» **Exercise requirements**: Reproduce all entries verbatim, with nothing added or dropped.
* start Given information *
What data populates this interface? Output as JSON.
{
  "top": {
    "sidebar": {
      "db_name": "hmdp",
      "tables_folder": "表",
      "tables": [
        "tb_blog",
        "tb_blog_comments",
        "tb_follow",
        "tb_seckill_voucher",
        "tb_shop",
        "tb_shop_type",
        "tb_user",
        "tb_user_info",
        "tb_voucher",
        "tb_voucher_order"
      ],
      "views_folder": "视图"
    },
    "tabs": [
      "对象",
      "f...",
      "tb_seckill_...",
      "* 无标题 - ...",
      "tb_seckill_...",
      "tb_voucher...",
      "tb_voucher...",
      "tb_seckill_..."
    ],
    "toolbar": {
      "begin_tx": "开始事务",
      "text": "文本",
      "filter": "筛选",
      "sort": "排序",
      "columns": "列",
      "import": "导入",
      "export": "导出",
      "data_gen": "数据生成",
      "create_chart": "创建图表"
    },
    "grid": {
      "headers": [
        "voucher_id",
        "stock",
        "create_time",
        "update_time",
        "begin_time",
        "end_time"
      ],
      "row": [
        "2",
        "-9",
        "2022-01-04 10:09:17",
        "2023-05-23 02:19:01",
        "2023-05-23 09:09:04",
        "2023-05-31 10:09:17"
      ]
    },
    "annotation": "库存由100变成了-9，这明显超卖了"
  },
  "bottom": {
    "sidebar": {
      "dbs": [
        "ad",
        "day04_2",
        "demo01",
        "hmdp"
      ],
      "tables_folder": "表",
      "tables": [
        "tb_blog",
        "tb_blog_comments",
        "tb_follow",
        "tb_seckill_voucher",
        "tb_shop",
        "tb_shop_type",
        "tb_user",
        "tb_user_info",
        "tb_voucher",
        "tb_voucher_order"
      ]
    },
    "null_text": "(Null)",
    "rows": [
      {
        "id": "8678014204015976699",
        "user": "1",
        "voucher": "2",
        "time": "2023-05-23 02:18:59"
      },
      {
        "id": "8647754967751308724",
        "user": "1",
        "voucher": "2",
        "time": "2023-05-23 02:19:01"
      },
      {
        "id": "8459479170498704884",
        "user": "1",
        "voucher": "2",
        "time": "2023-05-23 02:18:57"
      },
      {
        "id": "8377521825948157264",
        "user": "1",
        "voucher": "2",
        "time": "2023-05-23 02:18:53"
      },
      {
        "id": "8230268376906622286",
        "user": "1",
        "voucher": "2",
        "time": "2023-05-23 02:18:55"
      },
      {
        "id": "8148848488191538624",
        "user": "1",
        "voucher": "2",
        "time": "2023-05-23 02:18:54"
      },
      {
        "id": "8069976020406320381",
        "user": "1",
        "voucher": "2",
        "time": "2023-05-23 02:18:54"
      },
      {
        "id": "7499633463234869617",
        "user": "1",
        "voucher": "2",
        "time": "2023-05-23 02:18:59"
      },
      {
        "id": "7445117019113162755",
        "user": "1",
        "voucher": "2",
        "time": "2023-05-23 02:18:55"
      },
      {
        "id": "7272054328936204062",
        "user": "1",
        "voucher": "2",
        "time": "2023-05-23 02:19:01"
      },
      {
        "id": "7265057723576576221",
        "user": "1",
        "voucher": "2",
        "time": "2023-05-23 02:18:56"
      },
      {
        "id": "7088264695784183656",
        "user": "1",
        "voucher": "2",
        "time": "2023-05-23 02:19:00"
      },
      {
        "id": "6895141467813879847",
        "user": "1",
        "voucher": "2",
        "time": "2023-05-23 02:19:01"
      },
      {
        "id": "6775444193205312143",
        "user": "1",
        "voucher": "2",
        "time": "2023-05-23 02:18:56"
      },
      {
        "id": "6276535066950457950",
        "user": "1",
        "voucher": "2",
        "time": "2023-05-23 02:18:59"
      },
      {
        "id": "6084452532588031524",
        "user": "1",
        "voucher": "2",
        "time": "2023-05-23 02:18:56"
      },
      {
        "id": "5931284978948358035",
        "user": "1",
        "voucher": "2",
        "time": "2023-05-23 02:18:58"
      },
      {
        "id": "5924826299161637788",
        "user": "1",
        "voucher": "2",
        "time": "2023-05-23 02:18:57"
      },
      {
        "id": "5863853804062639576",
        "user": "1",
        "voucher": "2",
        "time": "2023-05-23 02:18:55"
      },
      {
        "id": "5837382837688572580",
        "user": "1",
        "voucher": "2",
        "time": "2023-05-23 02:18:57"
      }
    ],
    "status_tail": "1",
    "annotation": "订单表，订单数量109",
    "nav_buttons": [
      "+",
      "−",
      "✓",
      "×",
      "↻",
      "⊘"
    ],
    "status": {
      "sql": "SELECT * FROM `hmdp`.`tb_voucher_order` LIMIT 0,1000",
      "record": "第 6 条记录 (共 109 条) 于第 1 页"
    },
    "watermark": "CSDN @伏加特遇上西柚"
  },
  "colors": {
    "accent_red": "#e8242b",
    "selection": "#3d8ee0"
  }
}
* end Given information *
» **Result for this task**:
What data populates this interface? Output as JSON.
{
  "top": {
    "sidebar": {
      "db_name": "hmdp",
      "tables_folder": "表",
      "tables": [
        "tb_blog",
        "tb_blog_comments",
        "tb_follow",
        "tb_seckill_voucher",
        "tb_shop",
        "tb_shop_type",
        "tb_user",
        "tb_user_info",
        "tb_voucher",
        "tb_voucher_order"
      ],
      "views_folder": "视图"
    },
    "tabs": [
      "对象",
      "f...",
      "tb_seckill_...",
      "* 无标题 - ...",
      "tb_seckill_...",
      "tb_voucher...",
      "tb_voucher...",
      "tb_seckill_..."
    ],
    "toolbar": {
      "begin_tx": "开始事务",
      "text": "文本",
      "filter": "筛选",
      "sort": "排序",
      "columns": "列",
      "import": "导入",
      "export": "导出",
      "data_gen": "数据生成",
      "create_chart": "创建图表"
    },
    "grid": {
      "headers": [
        "voucher_id",
        "stock",
        "create_time",
        "update_time",
        "begin_time",
        "end_time"
      ],
      "row": [
        "2",
        "-9",
        "2022-01-04 10:09:17",
        "2023-05-23 02:19:01",
        "2023-05-23 09:09:04",
        "2023-05-31 10:09:17"
      ]
    },
    "annotation": "库存由100变成了-9，这明显超卖了"
  },
  "bottom": {
    "sidebar": {
      "dbs": [
        "ad",
        "day04_2",
        "demo01",
        "hmdp"
      ],
      "tables_folder": "表",
      "tables": [
        "tb_blog",
        "tb_blog_comments",
        "tb_follow",
        "tb_seckill_voucher",
        "tb_shop",
        "tb_shop_type",
        "tb_user",
        "tb_user_info",
        "tb_voucher",
        "tb_voucher_order"
      ]
    },
    "null_text": "(Null)",
    "rows": [
      {
        "id": "8678014204015976699",
        "user": "1",
        "voucher": "2",
        "time": "2023-05-23 02:18:59"
      },
      {
        "id": "8647754967751308724",
        "user": "1",
        "voucher": "2",
        "time": "2023-05-23 02:19:01"
      },
      {
        "id": "8459479170498704884",
        "user": "1",
        "voucher": "2",
        "time": "2023-05-23 02:18:57"
      },
      {
        "id": "8377521825948157264",
        "user": "1",
        "voucher": "2",
        "time": "2023-05-23 02:18:53"
      },
      {
        "id": "8230268376906622286",
        "user": "1",
        "voucher": "2",
        "time": "2023-05-23 02:18:55"
      },
      {
        "id": "8148848488191538624",
        "user": "1",
        "voucher": "2",
        "time": "2023-05-23 02:18:54"
      },
      {
        "id": "8069976020406320381",
        "user": "1",
        "voucher": "2",
        "time": "2023-05-23 02:18:54"
      },
      {
        "id": "7499633463234869617",
        "user": "1",
        "voucher": "2",
        "time": "2023-05-23 02:18:59"
      },
      {
        "id": "7445117019113162755",
        "user": "1",
        "voucher": "2",
        "time": "2023-05-23 02:18:55"
      },
      {
        "id": "7272054328936204062",
        "user": "1",
        "voucher": "2",
        "time": "2023-05-23 02:19:01"
      },
      {
        "id": "7265057723576576221",
        "user": "1",
        "voucher": "2",
        "time": "2023-05-23 02:18:56"
      },
      {
        "id": "7088264695784183656",
        "user": "1",
        "voucher": "2",
        "time": "2023-05-23 02:19:00"
      },
      {
        "id": "6895141467813879847",
        "user": "1",
        "voucher": "2",
        "time": "2023-05-23 02:19:01"
      },
      {
        "id": "6775444193205312143",
        "user": "1",
        "voucher": "2",
        "time": "2023-05-23 02:18:56"
      },
      {
        "id": "6276535066950457950",
        "user": "1",
        "voucher": "2",
        "time": "2023-05-23 02:18:59"
      },
      {
        "id": "6084452532588031524",
        "user": "1",
        "voucher": "2",
        "time": "2023-05-23 02:18:56"
      },
      {
        "id": "5931284978948358035",
        "user": "1",
        "voucher": "2",
        "time": "2023-05-23 02:18:58"
      },
      {
        "id": "5924826299161637788",
        "user": "1",
        "voucher": "2",
        "time": "2023-05-23 02:18:57"
      },
      {
        "id": "5863853804062639576",
        "user": "1",
        "voucher": "2",
        "time": "2023-05-23 02:18:55"
      },
      {
        "id": "5837382837688572580",
        "user": "1",
        "voucher": "2",
        "time": "2023-05-23 02:18:57"
      }
    ],
    "status_tail": "1",
    "annotation": "订单表，订单数量109",
    "nav_buttons": [
      "+",
      "−",
      "✓",
      "×",
      "↻",
      "⊘"
    ],
    "status": {
      "sql": "SELECT * FROM `hmdp`.`tb_voucher_order` LIMIT 0,1000",
      "record": "第 6 条记录 (共 109 条) 于第 1 页"
    },
    "watermark": "CSDN @伏加特遇上西柚"
  },
  "colors": {
    "accent_red": "#e8242b",
    "selection": "#3d8ee0"
  }
}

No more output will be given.